WRITTEN TASK
Without the pictures, set down every line of the data exactly.
○ ○ ○
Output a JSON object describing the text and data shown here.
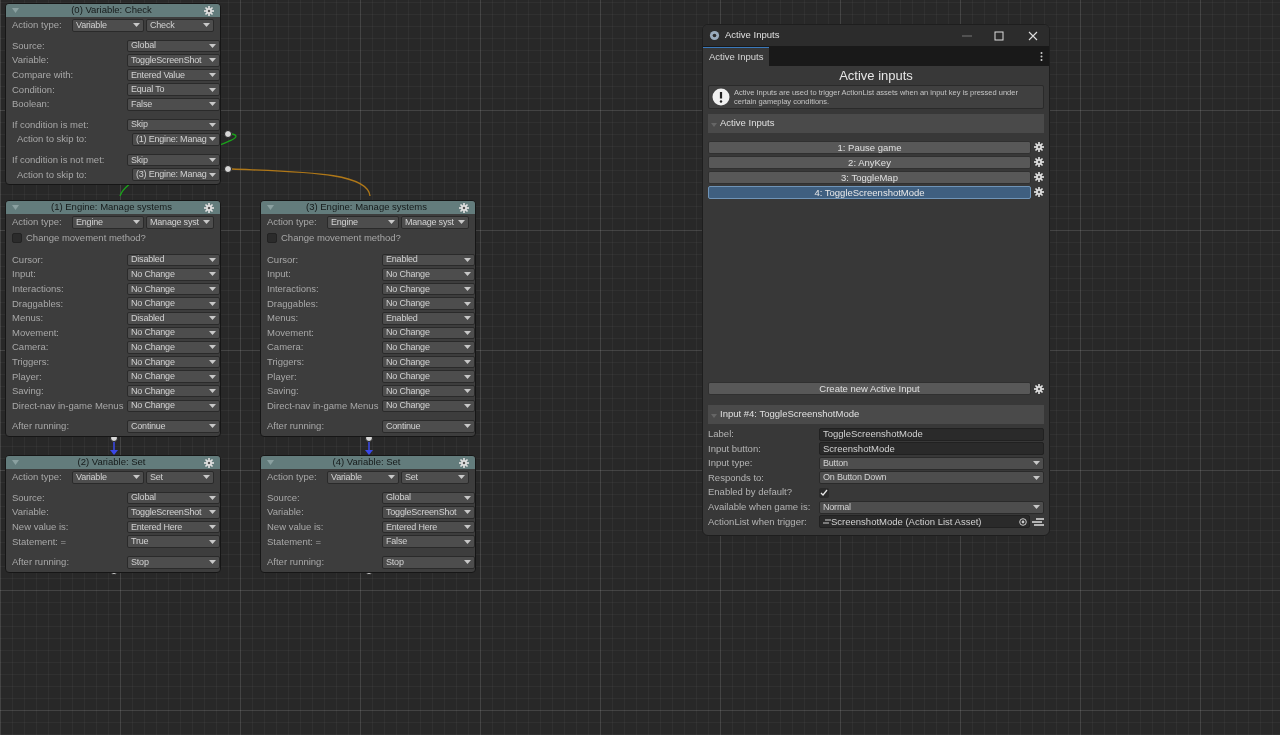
{
  "nodes": [
    {
      "title": "(0) Variable: Check",
      "groups": [
        [
          {
            "kind": "type",
            "label": "Action type:",
            "value": "Variable",
            "value2": "Check"
          }
        ],
        [
          {
            "kind": "dropdown",
            "label": "Source:",
            "value": "Global"
          },
          {
            "kind": "dropdown",
            "label": "Variable:",
            "value": "ToggleScreenShot"
          },
          {
            "kind": "dropdown",
            "label": "Compare with:",
            "value": "Entered Value"
          },
          {
            "kind": "dropdown",
            "label": "Condition:",
            "value": "Equal To"
          },
          {
            "kind": "dropdown",
            "label": "Boolean:",
            "value": "False"
          }
        ],
        [
          {
            "kind": "dropdown",
            "label": "If condition is met:",
            "value": "Skip"
          },
          {
            "kind": "skip",
            "label": "Action to skip to:",
            "value": "(1) Engine: Manag"
          }
        ],
        [
          {
            "kind": "dropdown",
            "label": "If condition is not met:",
            "value": "Skip"
          },
          {
            "kind": "skip",
            "label": "Action to skip to:",
            "value": "(3) Engine: Manag"
          }
        ]
      ]
    },
    {
      "title": "(1) Engine: Manage systems",
      "groups": [
        [
          {
            "kind": "type",
            "label": "Action type:",
            "value": "Engine",
            "value2": "Manage syst"
          },
          {
            "kind": "checkbox",
            "label": "Change movement method?",
            "checked": false
          }
        ],
        [
          {
            "kind": "dropdown",
            "label": "Cursor:",
            "value": "Disabled"
          },
          {
            "kind": "dropdown",
            "label": "Input:",
            "value": "No Change"
          },
          {
            "kind": "dropdown",
            "label": "Interactions:",
            "value": "No Change"
          },
          {
            "kind": "dropdown",
            "label": "Draggables:",
            "value": "No Change"
          },
          {
            "kind": "dropdown",
            "label": "Menus:",
            "value": "Disabled"
          },
          {
            "kind": "dropdown",
            "label": "Movement:",
            "value": "No Change"
          },
          {
            "kind": "dropdown",
            "label": "Camera:",
            "value": "No Change"
          },
          {
            "kind": "dropdown",
            "label": "Triggers:",
            "value": "No Change"
          },
          {
            "kind": "dropdown",
            "label": "Player:",
            "value": "No Change"
          },
          {
            "kind": "dropdown",
            "label": "Saving:",
            "value": "No Change"
          },
          {
            "kind": "dropdown",
            "label": "Direct-nav in-game Menus",
            "value": "No Change"
          }
        ],
        [
          {
            "kind": "dropdown",
            "label": "After running:",
            "value": "Continue"
          }
        ]
      ]
    },
    {
      "title": "(3) Engine: Manage systems",
      "groups": [
        [
          {
            "kind": "type",
            "label": "Action type:",
            "value": "Engine",
            "value2": "Manage syst"
          },
          {
            "kind": "checkbox",
            "label": "Change movement method?",
            "checked": false
          }
        ],
        [
          {
            "kind": "dropdown",
            "label": "Cursor:",
            "value": "Enabled"
          },
          {
            "kind": "dropdown",
            "label": "Input:",
            "value": "No Change"
          },
          {
            "kind": "dropdown",
            "label": "Interactions:",
            "value": "No Change"
          },
          {
            "kind": "dropdown",
            "label": "Draggables:",
            "value": "No Change"
          },
          {
            "kind": "dropdown",
            "label": "Menus:",
            "value": "Enabled"
          },
          {
            "kind": "dropdown",
            "label": "Movement:",
            "value": "No Change"
          },
          {
            "kind": "dropdown",
            "label": "Camera:",
            "value": "No Change"
          },
          {
            "kind": "dropdown",
            "label": "Triggers:",
            "value": "No Change"
          },
          {
            "kind": "dropdown",
            "label": "Player:",
            "value": "No Change"
          },
          {
            "kind": "dropdown",
            "label": "Saving:",
            "value": "No Change"
          },
          {
            "kind": "dropdown",
            "label": "Direct-nav in-game Menus",
            "value": "No Change"
          }
        ],
        [
          {
            "kind": "dropdown",
            "label": "After running:",
            "value": "Continue"
          }
        ]
      ]
    },
    {
      "title": "(2) Variable: Set",
      "groups": [
        [
          {
            "kind": "type",
            "label": "Action type:",
            "value": "Variable",
            "value2": "Set"
          }
        ],
        [
          {
            "kind": "dropdown",
            "label": "Source:",
            "value": "Global"
          },
          {
            "kind": "dropdown",
            "label": "Variable:",
            "value": "ToggleScreenShot"
          },
          {
            "kind": "dropdown",
            "label": "New value is:",
            "value": "Entered Here"
          },
          {
            "kind": "dropdown",
            "label": "Statement: =",
            "value": "True"
          }
        ],
        [
          {
            "kind": "dropdown",
            "label": "After running:",
            "value": "Stop"
          }
        ]
      ]
    },
    {
      "title": "(4) Variable: Set",
      "groups": [
        [
          {
            "kind": "type",
            "label": "Action type:",
            "value": "Variable",
            "value2": "Set"
          }
        ],
        [
          {
            "kind": "dropdown",
            "label": "Source:",
            "value": "Global"
          },
          {
            "kind": "dropdown",
            "label": "Variable:",
            "value": "ToggleScreenShot"
          },
          {
            "kind": "dropdown",
            "label": "New value is:",
            "value": "Entered Here"
          },
          {
            "kind": "dropdown",
            "label": "Statement: =",
            "value": "False"
          }
        ],
        [
          {
            "kind": "dropdown",
            "label": "After running:",
            "value": "Stop"
          }
        ]
      ]
    }
  ],
  "window": {
    "title": "Active Inputs",
    "tab": "Active Inputs",
    "heading": "Active inputs",
    "info": "Active Inputs are used to trigger ActionList assets when an input key is pressed under certain gameplay conditions.",
    "list_section": "Active Inputs",
    "inputs": [
      {
        "label": "1: Pause game",
        "selected": false
      },
      {
        "label": "2: AnyKey",
        "selected": false
      },
      {
        "label": "3: ToggleMap",
        "selected": false
      },
      {
        "label": "4: ToggleScreenshotMode",
        "selected": true
      }
    ],
    "create_button": "Create new Active Input",
    "detail_section": "Input #4: ToggleScreenshotMode",
    "fields": [
      {
        "kind": "text",
        "label": "Label:",
        "value": "ToggleScreenshotMode"
      },
      {
        "kind": "text",
        "label": "Input button:",
        "value": "ScreenshotMode"
      },
      {
        "kind": "dropdown",
        "label": "Input type:",
        "value": "Button"
      },
      {
        "kind": "dropdown",
        "label": "Responds to:",
        "value": "On Button Down"
      },
      {
        "kind": "checkbox",
        "label": "Enabled by default?",
        "checked": true
      },
      {
        "kind": "dropdown",
        "label": "Available when game is:",
        "value": "Normal"
      },
      {
        "kind": "object",
        "label": "ActionList when trigger:",
        "value": "ScreenshotMode (Action List Asset)"
      }
    ]
  }
}
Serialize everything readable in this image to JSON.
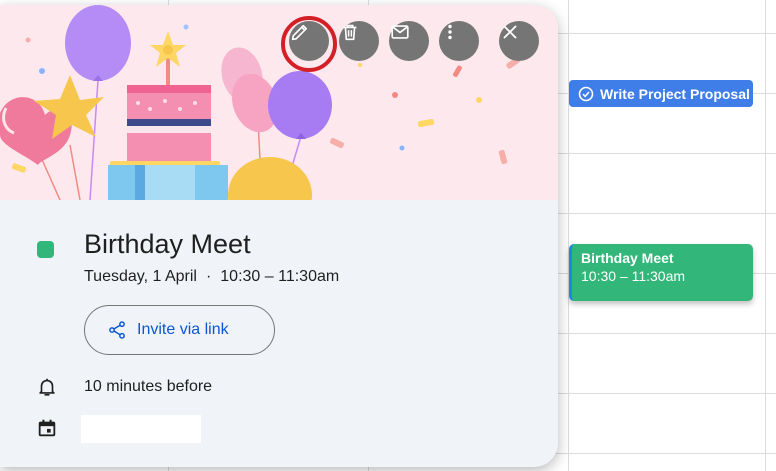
{
  "calendar": {
    "task_chip": {
      "label": "Write Project Proposal"
    },
    "event_chip": {
      "title": "Birthday Meet",
      "time": "10:30 – 11:30am"
    }
  },
  "popup": {
    "toolbar": {
      "edit": "edit-icon",
      "delete": "trash-icon",
      "email": "mail-icon",
      "more": "more-vert-icon",
      "close": "close-icon"
    },
    "event": {
      "title": "Birthday Meet",
      "date": "Tuesday, 1 April",
      "separator": "·",
      "time": "10:30 – 11:30am",
      "color": "#33b679"
    },
    "invite_button": {
      "label": "Invite via link"
    },
    "reminder": {
      "text": "10 minutes before"
    },
    "calendar_name": {
      "text": ""
    }
  },
  "colors": {
    "task_chip": "#3f7ee8",
    "event_chip": "#33b679",
    "link_blue": "#0b57d0",
    "highlight_ring": "#d32027"
  }
}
○ ○ ○
RESPONSE
Output a JSON object describing the text and data shown here.
{
  "nodes": [
    {
      "title": "(0) Variable: Check",
      "groups": [
        [
          {
            "kind": "type",
            "label": "Action type:",
            "value": "Variable",
            "value2": "Check"
          }
        ],
        [
          {
            "kind": "dropdown",
            "label": "Source:",
            "value": "Global"
          },
          {
            "kind": "dropdown",
            "label": "Variable:",
            "value": "ToggleScreenShot"
          },
          {
            "kind": "dropdown",
            "label": "Compare with:",
            "value": "Entered Value"
          },
          {
            "kind": "dropdown",
            "label": "Condition:",
            "value": "Equal To"
          },
          {
            "kind": "dropdown",
            "label": "Boolean:",
            "value": "False"
          }
        ],
        [
          {
            "kind": "dropdown",
            "label": "If condition is met:",
            "value": "Skip"
          },
          {
            "kind": "skip",
            "label": "Action to skip to:",
            "value": "(1) Engine: Manag"
          }
        ],
        [
          {
            "kind": "dropdown",
            "label": "If condition is not met:",
            "value": "Skip"
          },
          {
            "kind": "skip",
            "label": "Action to skip to:",
            "value": "(3) Engine: Manag"
          }
        ]
      ]
    },
    {
      "title": "(1) Engine: Manage systems",
      "groups": [
        [
          {
            "kind": "type",
            "label": "Action type:",
            "value": "Engine",
            "value2": "Manage syst"
          },
          {
            "kind": "checkbox",
            "label": "Change movement method?",
            "checked": false
          }
        ],
        [
          {
            "kind": "dropdown",
            "label": "Cursor:",
            "value": "Disabled"
          },
          {
            "kind": "dropdown",
            "label": "Input:",
            "value": "No Change"
          },
          {
            "kind": "dropdown",
            "label": "Interactions:",
            "value": "No Change"
          },
          {
            "kind": "dropdown",
            "label": "Draggables:",
            "value": "No Change"
          },
          {
            "kind": "dropdown",
            "label": "Menus:",
            "value": "Disabled"
          },
          {
            "kind": "dropdown",
            "label": "Movement:",
            "value": "No Change"
          },
          {
            "kind": "dropdown",
            "label": "Camera:",
            "value": "No Change"
          },
          {
            "kind": "dropdown",
            "label": "Triggers:",
            "value": "No Change"
          },
          {
            "kind": "dropdown",
            "label": "Player:",
            "value": "No Change"
          },
          {
            "kind": "dropdown",
            "label": "Saving:",
            "value": "No Change"
          },
          {
            "kind": "dropdown",
            "label": "Direct-nav in-game Menus",
            "value": "No Change"
          }
        ],
        [
          {
            "kind": "dropdown",
            "label": "After running:",
            "value": "Continue"
          }
        ]
      ]
    },
    {
      "title": "(3) Engine: Manage systems",
      "groups": [
        [
          {
            "kind": "type",
            "label": "Action type:",
            "value": "Engine",
            "value2": "Manage syst"
          },
          {
            "kind": "checkbox",
            "label": "Change movement method?",
            "checked": false
          }
        ],
        [
          {
            "kind": "dropdown",
            "label": "Cursor:",
            "value": "Enabled"
          },
          {
            "kind": "dropdown",
            "label": "Input:",
            "value": "No Change"
          },
          {
            "kind": "dropdown",
            "label": "Interactions:",
            "value": "No Change"
          },
          {
            "kind": "dropdown",
            "label": "Draggables:",
            "value": "No Change"
          },
          {
            "kind": "dropdown",
            "label": "Menus:",
            "value": "Enabled"
          },
          {
            "kind": "dropdown",
            "label": "Movement:",
            "value": "No Change"
          },
          {
            "kind": "dropdown",
            "label": "Camera:",
            "value": "No Change"
          },
          {
            "kind": "dropdown",
            "label": "Triggers:",
            "value": "No Change"
          },
          {
            "kind": "dropdown",
            "label": "Player:",
            "value": "No Change"
          },
          {
            "kind": "dropdown",
            "label": "Saving:",
            "value": "No Change"
          },
          {
            "kind": "dropdown",
            "label": "Direct-nav in-game Menus",
            "value": "No Change"
          }
        ],
        [
          {
            "kind": "dropdown",
            "label": "After running:",
            "value": "Continue"
          }
        ]
      ]
    },
    {
      "title": "(2) Variable: Set",
      "groups": [
        [
          {
            "kind": "type",
            "label": "Action type:",
            "value": "Variable",
            "value2": "Set"
          }
        ],
        [
          {
            "kind": "dropdown",
            "label": "Source:",
            "value": "Global"
          },
          {
            "kind": "dropdown",
            "label": "Variable:",
            "value": "ToggleScreenShot"
          },
          {
            "kind": "dropdown",
            "label": "New value is:",
            "value": "Entered Here"
          },
          {
            "kind": "dropdown",
            "label": "Statement: =",
            "value": "True"
          }
        ],
        [
          {
            "kind": "dropdown",
            "label": "After running:",
            "value": "Stop"
          }
        ]
      ]
    },
    {
      "title": "(4) Variable: Set",
      "groups": [
        [
          {
            "kind": "type",
            "label": "Action type:",
            "value": "Variable",
            "value2": "Set"
          }
        ],
        [
          {
            "kind": "dropdown",
            "label": "Source:",
            "value": "Global"
          },
          {
            "kind": "dropdown",
            "label": "Variable:",
            "value": "ToggleScreenShot"
          },
          {
            "kind": "dropdown",
            "label": "New value is:",
            "value": "Entered Here"
          },
          {
            "kind": "dropdown",
            "label": "Statement: =",
            "value": "False"
          }
        ],
        [
          {
            "kind": "dropdown",
            "label": "After running:",
            "value": "Stop"
          }
        ]
      ]
    }
  ],
  "window": {
    "title": "Active Inputs",
    "tab": "Active Inputs",
    "heading": "Active inputs",
    "info": "Active Inputs are used to trigger ActionList assets when an input key is pressed under certain gameplay conditions.",
    "list_section": "Active Inputs",
    "inputs": [
      {
        "label": "1: Pause game",
        "selected": false
      },
      {
        "label": "2: AnyKey",
        "selected": false
      },
      {
        "label": "3: ToggleMap",
        "selected": false
      },
      {
        "label": "4: ToggleScreenshotMode",
        "selected": true
      }
    ],
    "create_button": "Create new Active Input",
    "detail_section": "Input #4: ToggleScreenshotMode",
    "fields": [
      {
        "kind": "text",
        "label": "Label:",
        "value": "ToggleScreenshotMode"
      },
      {
        "kind": "text",
        "label": "Input button:",
        "value": "ScreenshotMode"
      },
      {
        "kind": "dropdown",
        "label": "Input type:",
        "value": "Button"
      },
      {
        "kind": "dropdown",
        "label": "Responds to:",
        "value": "On Button Down"
      },
      {
        "kind": "checkbox",
        "label": "Enabled by default?",
        "checked": true
      },
      {
        "kind": "dropdown",
        "label": "Available when game is:",
        "value": "Normal"
      },
      {
        "kind": "object",
        "label": "ActionList when trigger:",
        "value": "ScreenshotMode (Action List Asset)"
      }
    ]
  }
}
Serialize everything readable in this image to JSON.
{
  "calendar": {
    "task_chip": {
      "label": "Write Project Proposal"
    },
    "event_chip": {
      "title": "Birthday Meet",
      "time": "10:30 – 11:30am"
    }
  },
  "popup": {
    "toolbar": {
      "edit": "edit-icon",
      "delete": "trash-icon",
      "email": "mail-icon",
      "more": "more-vert-icon",
      "close": "close-icon"
    },
    "event": {
      "title": "Birthday Meet",
      "date": "Tuesday, 1 April",
      "separator": "·",
      "time": "10:30 – 11:30am",
      "color": "#33b679"
    },
    "invite_button": {
      "label": "Invite via link"
    },
    "reminder": {
      "text": "10 minutes before"
    },
    "calendar_name": {
      "text": ""
    }
  },
  "colors": {
    "task_chip": "#3f7ee8",
    "event_chip": "#33b679",
    "link_blue": "#0b57d0",
    "highlight_ring": "#d32027"
  }
}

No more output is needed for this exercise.